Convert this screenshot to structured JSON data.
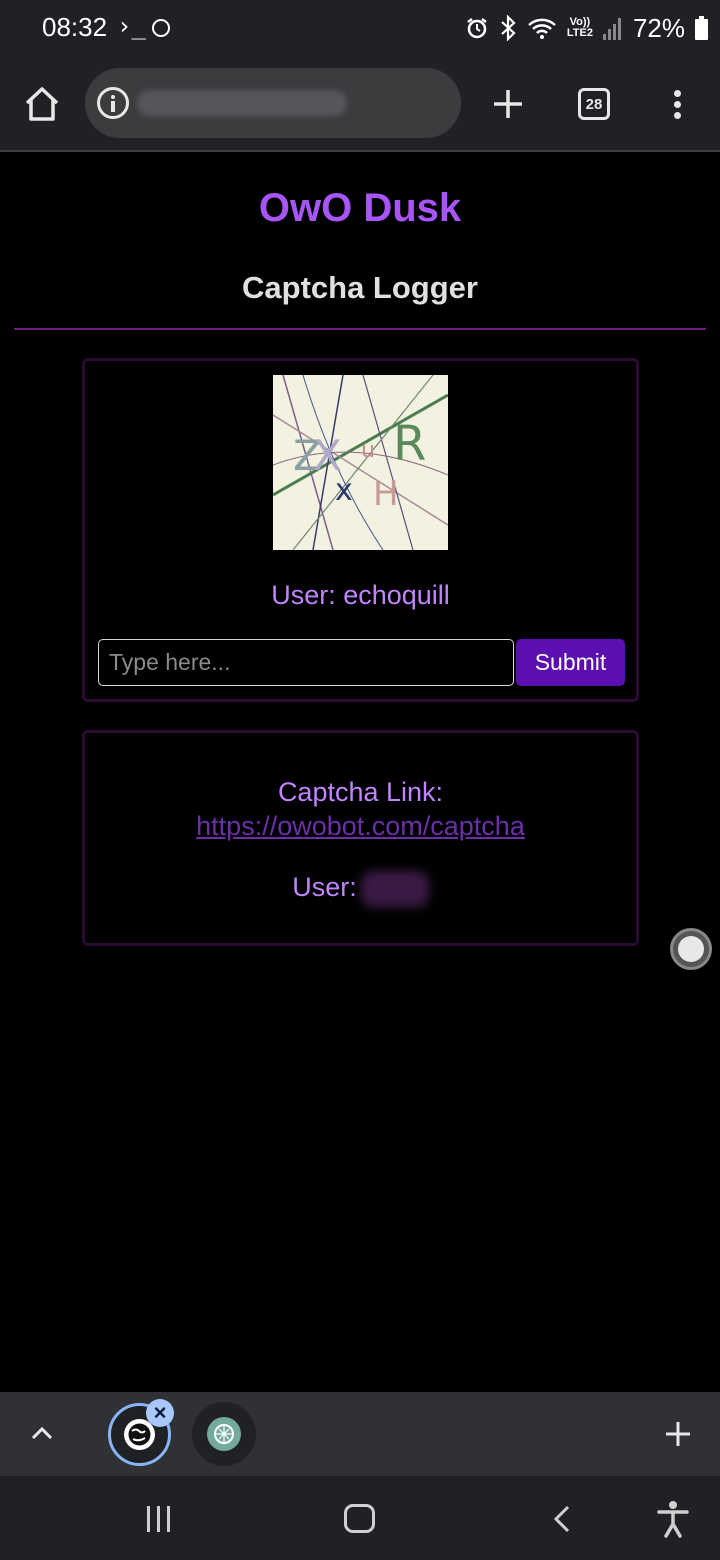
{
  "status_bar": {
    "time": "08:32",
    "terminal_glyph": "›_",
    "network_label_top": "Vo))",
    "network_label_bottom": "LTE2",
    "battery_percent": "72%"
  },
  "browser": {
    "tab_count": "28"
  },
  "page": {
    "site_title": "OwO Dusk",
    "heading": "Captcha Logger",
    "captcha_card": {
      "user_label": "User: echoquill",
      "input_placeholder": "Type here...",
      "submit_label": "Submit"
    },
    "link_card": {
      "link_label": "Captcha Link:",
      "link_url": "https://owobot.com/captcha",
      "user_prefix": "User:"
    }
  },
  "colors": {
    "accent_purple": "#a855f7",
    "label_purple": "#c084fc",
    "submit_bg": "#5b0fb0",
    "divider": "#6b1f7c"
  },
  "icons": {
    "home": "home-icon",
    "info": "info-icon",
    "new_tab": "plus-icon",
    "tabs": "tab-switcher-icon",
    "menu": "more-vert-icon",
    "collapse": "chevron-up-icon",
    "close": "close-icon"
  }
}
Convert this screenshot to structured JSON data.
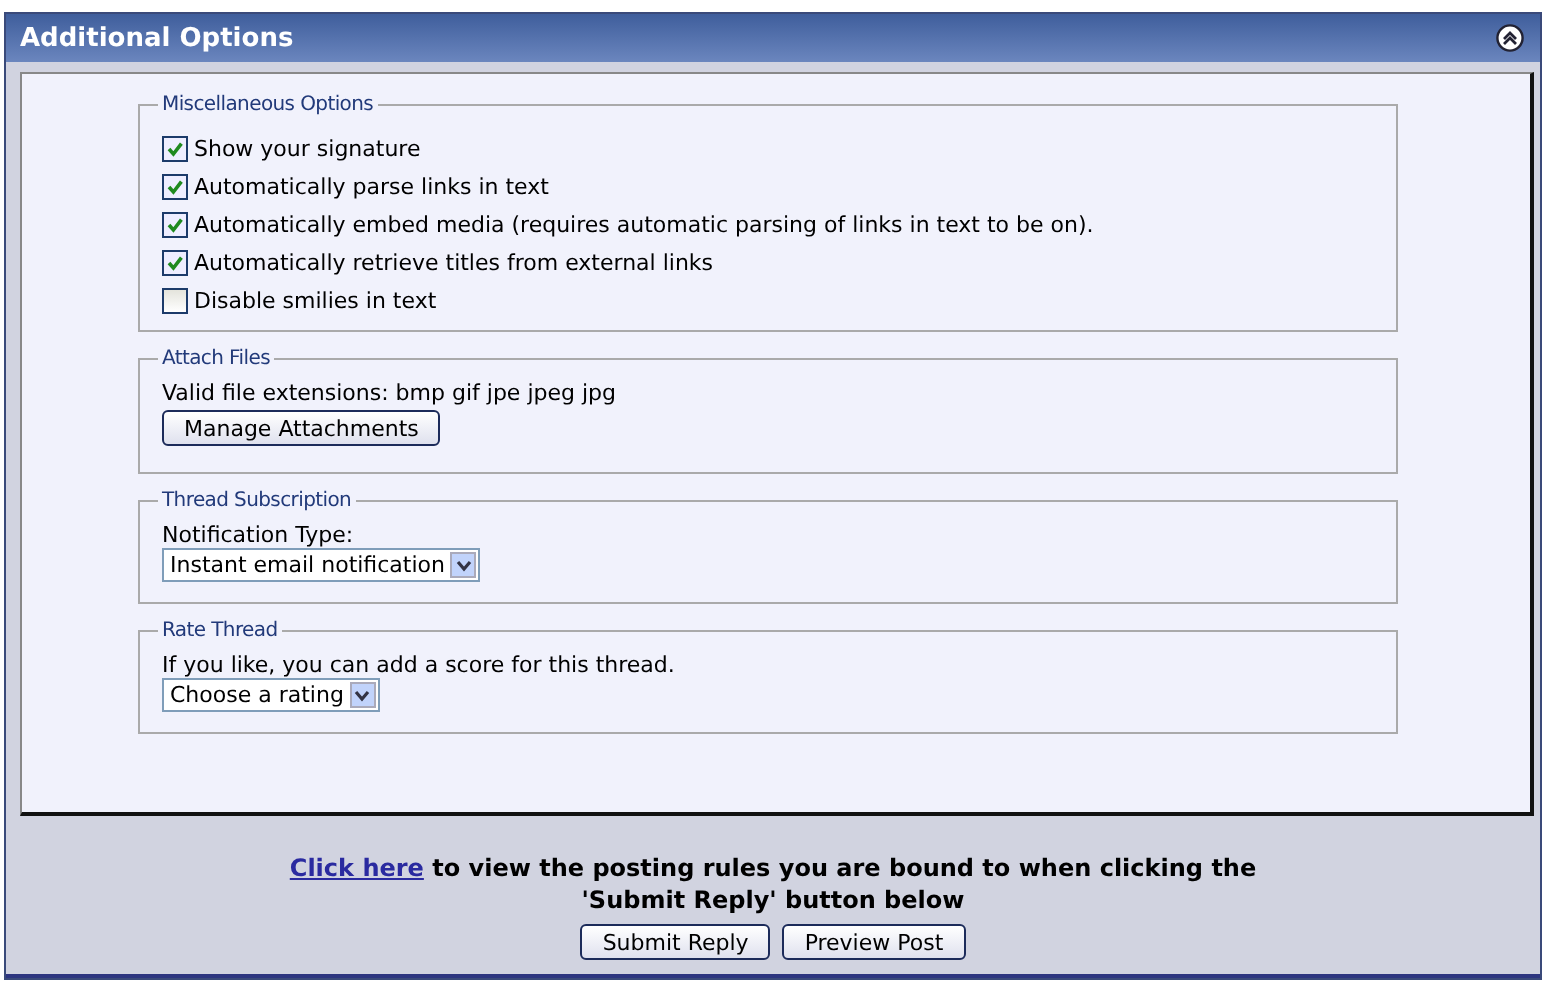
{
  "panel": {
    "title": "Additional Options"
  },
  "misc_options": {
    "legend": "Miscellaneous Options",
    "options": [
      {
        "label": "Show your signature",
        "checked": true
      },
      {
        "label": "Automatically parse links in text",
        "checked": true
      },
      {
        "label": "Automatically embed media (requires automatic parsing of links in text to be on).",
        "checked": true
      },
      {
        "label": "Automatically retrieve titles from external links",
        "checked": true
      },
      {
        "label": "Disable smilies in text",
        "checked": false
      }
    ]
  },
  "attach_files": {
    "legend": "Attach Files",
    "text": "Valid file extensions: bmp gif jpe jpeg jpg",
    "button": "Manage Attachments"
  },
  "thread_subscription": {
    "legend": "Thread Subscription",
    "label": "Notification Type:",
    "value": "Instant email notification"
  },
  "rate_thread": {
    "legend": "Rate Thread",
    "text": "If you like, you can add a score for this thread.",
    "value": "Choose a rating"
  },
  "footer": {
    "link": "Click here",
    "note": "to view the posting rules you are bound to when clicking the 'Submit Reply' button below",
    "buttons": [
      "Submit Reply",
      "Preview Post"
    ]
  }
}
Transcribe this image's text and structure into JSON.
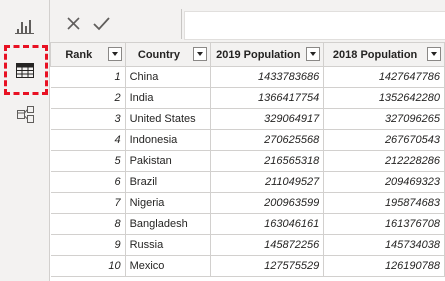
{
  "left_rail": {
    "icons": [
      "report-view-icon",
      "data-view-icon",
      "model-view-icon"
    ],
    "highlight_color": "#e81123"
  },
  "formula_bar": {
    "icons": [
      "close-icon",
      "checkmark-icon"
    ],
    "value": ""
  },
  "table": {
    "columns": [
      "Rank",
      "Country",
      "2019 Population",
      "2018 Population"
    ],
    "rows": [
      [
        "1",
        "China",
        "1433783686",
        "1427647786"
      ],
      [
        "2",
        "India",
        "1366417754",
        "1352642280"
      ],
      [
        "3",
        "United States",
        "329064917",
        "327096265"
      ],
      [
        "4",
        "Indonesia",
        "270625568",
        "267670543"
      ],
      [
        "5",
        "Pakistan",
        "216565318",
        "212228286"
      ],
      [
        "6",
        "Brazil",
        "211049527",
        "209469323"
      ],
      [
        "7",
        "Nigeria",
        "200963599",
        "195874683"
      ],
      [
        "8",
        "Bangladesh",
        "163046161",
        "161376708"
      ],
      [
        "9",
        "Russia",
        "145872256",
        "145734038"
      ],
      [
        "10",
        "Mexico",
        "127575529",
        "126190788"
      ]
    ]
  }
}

————————

WHAT IS NEEDED: Using the data above, write out every line exactly, leaving the images behind.

OUTPUT BELOW:
Convert this screenshot to structured JSON data.
{
  "status_bar": {
    "time": "08:32",
    "terminal_glyph": "›_",
    "network_label_top": "Vo))",
    "network_label_bottom": "LTE2",
    "battery_percent": "72%"
  },
  "browser": {
    "tab_count": "28"
  },
  "page": {
    "site_title": "OwO Dusk",
    "heading": "Captcha Logger",
    "captcha_card": {
      "user_label": "User: echoquill",
      "input_placeholder": "Type here...",
      "submit_label": "Submit"
    },
    "link_card": {
      "link_label": "Captcha Link:",
      "link_url": "https://owobot.com/captcha",
      "user_prefix": "User:"
    }
  },
  "colors": {
    "accent_purple": "#a855f7",
    "label_purple": "#c084fc",
    "submit_bg": "#5b0fb0",
    "divider": "#6b1f7c"
  },
  "icons": {
    "home": "home-icon",
    "info": "info-icon",
    "new_tab": "plus-icon",
    "tabs": "tab-switcher-icon",
    "menu": "more-vert-icon",
    "collapse": "chevron-up-icon",
    "close": "close-icon"
  }
}
Convert this screenshot to structured JSON data.
{
  "panel": {
    "title": "Additional Options"
  },
  "misc_options": {
    "legend": "Miscellaneous Options",
    "options": [
      {
        "label": "Show your signature",
        "checked": true
      },
      {
        "label": "Automatically parse links in text",
        "checked": true
      },
      {
        "label": "Automatically embed media (requires automatic parsing of links in text to be on).",
        "checked": true
      },
      {
        "label": "Automatically retrieve titles from external links",
        "checked": true
      },
      {
        "label": "Disable smilies in text",
        "checked": false
      }
    ]
  },
  "attach_files": {
    "legend": "Attach Files",
    "text": "Valid file extensions: bmp gif jpe jpeg jpg",
    "button": "Manage Attachments"
  },
  "thread_subscription": {
    "legend": "Thread Subscription",
    "label": "Notification Type:",
    "value": "Instant email notification"
  },
  "rate_thread": {
    "legend": "Rate Thread",
    "text": "If you like, you can add a score for this thread.",
    "value": "Choose a rating"
  },
  "footer": {
    "link": "Click here",
    "note": "to view the posting rules you are bound to when clicking the 'Submit Reply' button below",
    "buttons": [
      "Submit Reply",
      "Preview Post"
    ]
  }
}
Transcribe this image's text and structure into JSON.
{
  "left_rail": {
    "icons": [
      "report-view-icon",
      "data-view-icon",
      "model-view-icon"
    ],
    "highlight_color": "#e81123"
  },
  "formula_bar": {
    "icons": [
      "close-icon",
      "checkmark-icon"
    ],
    "value": ""
  },
  "table": {
    "columns": [
      "Rank",
      "Country",
      "2019 Population",
      "2018 Population"
    ],
    "rows": [
      [
        "1",
        "China",
        "1433783686",
        "1427647786"
      ],
      [
        "2",
        "India",
        "1366417754",
        "1352642280"
      ],
      [
        "3",
        "United States",
        "329064917",
        "327096265"
      ],
      [
        "4",
        "Indonesia",
        "270625568",
        "267670543"
      ],
      [
        "5",
        "Pakistan",
        "216565318",
        "212228286"
      ],
      [
        "6",
        "Brazil",
        "211049527",
        "209469323"
      ],
      [
        "7",
        "Nigeria",
        "200963599",
        "195874683"
      ],
      [
        "8",
        "Bangladesh",
        "163046161",
        "161376708"
      ],
      [
        "9",
        "Russia",
        "145872256",
        "145734038"
      ],
      [
        "10",
        "Mexico",
        "127575529",
        "126190788"
      ]
    ]
  }
}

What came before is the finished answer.